> [Rows from a dataset]:
++++++

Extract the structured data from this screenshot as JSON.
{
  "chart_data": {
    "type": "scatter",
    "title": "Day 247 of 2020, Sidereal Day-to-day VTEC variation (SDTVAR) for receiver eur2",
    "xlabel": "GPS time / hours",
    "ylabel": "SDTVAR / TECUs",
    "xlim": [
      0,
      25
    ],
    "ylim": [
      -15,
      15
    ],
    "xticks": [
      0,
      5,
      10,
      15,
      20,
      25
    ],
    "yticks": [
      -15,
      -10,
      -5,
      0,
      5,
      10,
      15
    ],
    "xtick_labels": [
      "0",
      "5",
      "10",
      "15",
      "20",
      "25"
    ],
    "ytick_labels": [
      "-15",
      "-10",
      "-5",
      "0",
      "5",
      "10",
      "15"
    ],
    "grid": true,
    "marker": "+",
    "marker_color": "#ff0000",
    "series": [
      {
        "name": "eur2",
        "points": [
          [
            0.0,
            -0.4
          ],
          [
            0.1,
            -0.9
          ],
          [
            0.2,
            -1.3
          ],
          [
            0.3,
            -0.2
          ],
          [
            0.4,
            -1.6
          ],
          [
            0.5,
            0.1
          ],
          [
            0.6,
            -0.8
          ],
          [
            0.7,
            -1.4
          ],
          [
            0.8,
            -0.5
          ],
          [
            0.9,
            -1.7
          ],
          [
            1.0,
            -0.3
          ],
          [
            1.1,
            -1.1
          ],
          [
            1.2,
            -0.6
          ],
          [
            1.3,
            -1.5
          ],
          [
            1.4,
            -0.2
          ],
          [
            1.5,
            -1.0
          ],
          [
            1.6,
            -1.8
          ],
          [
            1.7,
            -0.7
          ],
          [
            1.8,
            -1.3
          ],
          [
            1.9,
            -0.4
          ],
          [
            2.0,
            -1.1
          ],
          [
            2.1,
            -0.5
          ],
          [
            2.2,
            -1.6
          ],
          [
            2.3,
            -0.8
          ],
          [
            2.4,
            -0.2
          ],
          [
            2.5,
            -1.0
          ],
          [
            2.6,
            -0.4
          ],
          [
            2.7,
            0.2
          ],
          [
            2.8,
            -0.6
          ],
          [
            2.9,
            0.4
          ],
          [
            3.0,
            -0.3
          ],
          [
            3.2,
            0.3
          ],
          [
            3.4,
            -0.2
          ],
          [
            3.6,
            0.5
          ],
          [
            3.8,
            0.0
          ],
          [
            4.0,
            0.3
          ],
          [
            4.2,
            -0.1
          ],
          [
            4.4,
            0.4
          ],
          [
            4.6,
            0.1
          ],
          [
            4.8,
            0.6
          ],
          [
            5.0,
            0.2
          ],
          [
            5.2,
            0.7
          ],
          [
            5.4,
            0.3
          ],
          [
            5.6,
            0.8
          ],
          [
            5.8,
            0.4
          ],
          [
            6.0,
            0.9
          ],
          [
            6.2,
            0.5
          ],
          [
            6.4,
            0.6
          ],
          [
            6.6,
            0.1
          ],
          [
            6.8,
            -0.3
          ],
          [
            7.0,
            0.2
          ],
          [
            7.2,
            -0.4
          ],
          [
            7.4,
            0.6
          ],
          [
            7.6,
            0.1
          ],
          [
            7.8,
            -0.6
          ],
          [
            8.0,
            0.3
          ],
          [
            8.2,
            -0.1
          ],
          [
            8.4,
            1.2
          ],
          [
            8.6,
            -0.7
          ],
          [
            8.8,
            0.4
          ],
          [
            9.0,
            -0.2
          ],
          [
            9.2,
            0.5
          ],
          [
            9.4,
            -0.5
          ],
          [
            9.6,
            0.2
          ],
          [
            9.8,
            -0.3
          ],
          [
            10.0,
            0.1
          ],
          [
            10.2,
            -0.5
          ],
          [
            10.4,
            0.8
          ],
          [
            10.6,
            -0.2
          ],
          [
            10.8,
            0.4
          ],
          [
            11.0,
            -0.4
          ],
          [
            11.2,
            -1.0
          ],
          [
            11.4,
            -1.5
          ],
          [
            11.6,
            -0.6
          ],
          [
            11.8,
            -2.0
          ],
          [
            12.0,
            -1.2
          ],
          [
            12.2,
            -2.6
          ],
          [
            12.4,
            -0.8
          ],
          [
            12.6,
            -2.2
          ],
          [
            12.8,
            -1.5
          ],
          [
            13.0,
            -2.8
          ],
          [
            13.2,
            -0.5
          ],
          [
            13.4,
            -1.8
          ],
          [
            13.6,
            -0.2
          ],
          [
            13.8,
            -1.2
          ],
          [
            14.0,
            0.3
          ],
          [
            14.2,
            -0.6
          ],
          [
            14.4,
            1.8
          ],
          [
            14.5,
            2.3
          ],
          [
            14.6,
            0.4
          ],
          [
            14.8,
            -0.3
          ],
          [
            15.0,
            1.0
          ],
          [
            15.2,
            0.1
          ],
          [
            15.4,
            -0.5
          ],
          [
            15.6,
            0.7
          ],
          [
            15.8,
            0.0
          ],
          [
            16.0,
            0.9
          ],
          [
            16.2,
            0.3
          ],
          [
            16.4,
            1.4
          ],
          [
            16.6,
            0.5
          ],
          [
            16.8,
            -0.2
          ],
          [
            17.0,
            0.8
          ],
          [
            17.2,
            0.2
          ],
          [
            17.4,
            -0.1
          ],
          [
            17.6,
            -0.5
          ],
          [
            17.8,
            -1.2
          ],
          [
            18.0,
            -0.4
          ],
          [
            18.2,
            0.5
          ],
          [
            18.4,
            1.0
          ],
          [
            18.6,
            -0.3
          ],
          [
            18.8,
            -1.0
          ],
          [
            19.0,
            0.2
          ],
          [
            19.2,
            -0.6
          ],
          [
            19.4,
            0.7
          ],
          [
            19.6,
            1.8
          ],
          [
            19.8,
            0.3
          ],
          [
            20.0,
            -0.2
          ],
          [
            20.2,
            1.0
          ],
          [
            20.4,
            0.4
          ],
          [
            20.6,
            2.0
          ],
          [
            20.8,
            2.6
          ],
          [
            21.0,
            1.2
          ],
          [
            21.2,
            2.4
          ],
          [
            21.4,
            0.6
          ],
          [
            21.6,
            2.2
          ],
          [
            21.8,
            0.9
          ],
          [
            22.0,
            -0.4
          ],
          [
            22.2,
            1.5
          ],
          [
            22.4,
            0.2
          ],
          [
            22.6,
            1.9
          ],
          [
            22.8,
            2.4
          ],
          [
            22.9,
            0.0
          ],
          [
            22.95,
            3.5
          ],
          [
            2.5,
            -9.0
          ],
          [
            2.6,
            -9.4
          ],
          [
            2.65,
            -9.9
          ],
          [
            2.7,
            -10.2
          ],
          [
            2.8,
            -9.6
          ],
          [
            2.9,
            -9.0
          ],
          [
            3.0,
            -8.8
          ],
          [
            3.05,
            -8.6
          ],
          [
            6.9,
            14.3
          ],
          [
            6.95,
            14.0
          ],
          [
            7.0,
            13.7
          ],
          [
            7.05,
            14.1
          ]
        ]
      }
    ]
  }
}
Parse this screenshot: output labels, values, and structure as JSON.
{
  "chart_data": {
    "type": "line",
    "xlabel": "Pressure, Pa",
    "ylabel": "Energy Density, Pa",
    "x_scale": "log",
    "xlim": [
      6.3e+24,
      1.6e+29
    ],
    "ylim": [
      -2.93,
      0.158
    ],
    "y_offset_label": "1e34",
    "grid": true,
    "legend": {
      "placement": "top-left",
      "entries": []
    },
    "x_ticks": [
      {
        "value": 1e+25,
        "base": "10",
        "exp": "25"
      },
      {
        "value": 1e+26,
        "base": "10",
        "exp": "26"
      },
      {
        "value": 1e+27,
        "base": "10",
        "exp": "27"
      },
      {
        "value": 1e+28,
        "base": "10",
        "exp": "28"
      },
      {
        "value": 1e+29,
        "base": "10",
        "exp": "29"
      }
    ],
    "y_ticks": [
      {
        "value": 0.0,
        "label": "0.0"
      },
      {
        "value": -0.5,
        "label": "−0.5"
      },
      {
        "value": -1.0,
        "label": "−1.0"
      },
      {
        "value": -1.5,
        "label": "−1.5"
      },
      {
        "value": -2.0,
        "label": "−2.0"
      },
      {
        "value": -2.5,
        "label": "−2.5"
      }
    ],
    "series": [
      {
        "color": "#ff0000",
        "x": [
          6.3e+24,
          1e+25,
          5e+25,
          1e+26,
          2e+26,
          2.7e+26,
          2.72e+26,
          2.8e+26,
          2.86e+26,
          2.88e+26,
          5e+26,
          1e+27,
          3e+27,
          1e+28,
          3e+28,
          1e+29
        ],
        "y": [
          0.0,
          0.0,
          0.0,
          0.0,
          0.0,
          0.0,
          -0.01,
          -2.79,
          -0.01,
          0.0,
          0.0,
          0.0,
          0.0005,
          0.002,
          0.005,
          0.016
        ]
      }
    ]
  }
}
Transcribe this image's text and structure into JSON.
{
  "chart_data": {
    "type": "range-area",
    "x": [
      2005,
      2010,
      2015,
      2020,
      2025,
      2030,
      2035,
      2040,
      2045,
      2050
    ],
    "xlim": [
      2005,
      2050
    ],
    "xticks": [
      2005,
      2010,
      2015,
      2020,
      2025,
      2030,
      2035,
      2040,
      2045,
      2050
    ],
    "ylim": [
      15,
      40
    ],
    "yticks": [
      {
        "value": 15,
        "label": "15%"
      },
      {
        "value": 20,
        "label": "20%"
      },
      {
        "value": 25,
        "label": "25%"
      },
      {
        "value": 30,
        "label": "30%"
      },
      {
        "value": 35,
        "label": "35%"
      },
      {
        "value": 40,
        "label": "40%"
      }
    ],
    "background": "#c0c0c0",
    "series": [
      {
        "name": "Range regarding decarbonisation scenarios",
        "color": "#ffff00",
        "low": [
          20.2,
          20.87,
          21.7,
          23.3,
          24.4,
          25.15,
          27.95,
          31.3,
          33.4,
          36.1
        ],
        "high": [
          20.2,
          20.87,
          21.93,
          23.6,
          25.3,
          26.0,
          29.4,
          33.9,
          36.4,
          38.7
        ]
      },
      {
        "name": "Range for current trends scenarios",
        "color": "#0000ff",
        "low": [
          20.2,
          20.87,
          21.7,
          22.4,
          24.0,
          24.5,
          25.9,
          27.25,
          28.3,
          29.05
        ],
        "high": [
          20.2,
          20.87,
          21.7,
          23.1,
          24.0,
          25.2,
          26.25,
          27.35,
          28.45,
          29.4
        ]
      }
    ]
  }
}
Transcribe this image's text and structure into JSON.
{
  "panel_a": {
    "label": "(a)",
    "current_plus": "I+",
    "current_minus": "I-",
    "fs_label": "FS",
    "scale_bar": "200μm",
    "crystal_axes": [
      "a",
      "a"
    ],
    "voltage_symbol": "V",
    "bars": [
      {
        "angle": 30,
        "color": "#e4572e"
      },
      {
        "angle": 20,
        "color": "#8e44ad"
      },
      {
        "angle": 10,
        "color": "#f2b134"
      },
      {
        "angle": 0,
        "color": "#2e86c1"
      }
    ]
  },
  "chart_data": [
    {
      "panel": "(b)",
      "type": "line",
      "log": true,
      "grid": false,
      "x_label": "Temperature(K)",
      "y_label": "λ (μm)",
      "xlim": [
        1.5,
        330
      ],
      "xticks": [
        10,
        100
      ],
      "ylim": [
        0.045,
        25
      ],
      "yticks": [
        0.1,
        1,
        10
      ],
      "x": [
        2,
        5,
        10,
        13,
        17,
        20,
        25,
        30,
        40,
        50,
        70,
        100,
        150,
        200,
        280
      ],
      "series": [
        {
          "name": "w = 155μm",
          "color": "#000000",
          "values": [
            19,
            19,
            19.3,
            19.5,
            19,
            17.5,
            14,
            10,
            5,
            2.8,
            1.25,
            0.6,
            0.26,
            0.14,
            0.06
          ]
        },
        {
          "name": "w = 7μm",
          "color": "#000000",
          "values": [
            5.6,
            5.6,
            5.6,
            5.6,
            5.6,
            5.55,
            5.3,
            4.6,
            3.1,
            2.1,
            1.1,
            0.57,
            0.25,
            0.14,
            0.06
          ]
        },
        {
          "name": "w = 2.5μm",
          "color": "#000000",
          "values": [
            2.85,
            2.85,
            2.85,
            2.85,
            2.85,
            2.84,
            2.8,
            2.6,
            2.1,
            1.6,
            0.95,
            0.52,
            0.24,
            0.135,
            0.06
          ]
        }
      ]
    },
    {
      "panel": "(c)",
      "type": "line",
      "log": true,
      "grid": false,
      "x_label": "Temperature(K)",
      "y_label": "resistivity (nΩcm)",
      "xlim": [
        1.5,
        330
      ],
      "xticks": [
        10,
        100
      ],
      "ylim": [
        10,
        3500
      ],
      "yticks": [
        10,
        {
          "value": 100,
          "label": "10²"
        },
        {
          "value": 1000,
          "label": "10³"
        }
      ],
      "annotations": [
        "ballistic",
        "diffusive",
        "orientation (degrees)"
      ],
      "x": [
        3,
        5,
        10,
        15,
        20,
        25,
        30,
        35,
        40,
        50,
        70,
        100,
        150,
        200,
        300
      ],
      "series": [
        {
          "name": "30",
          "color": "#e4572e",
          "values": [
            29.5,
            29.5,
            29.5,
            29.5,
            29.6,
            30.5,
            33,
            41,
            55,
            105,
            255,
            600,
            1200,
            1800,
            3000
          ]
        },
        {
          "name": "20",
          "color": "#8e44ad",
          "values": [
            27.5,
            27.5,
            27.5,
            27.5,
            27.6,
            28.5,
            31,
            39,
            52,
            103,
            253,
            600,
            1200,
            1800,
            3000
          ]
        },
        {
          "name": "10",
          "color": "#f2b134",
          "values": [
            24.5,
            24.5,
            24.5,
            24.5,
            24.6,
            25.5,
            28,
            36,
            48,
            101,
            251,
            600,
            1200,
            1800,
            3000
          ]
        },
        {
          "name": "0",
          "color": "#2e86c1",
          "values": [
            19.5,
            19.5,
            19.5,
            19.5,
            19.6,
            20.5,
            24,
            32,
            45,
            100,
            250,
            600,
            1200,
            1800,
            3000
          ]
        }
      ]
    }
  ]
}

++++++

> [Do this]: Check each line in the records for the word "xlabel" and say how many have it, with nothing else.

> [The result]: 2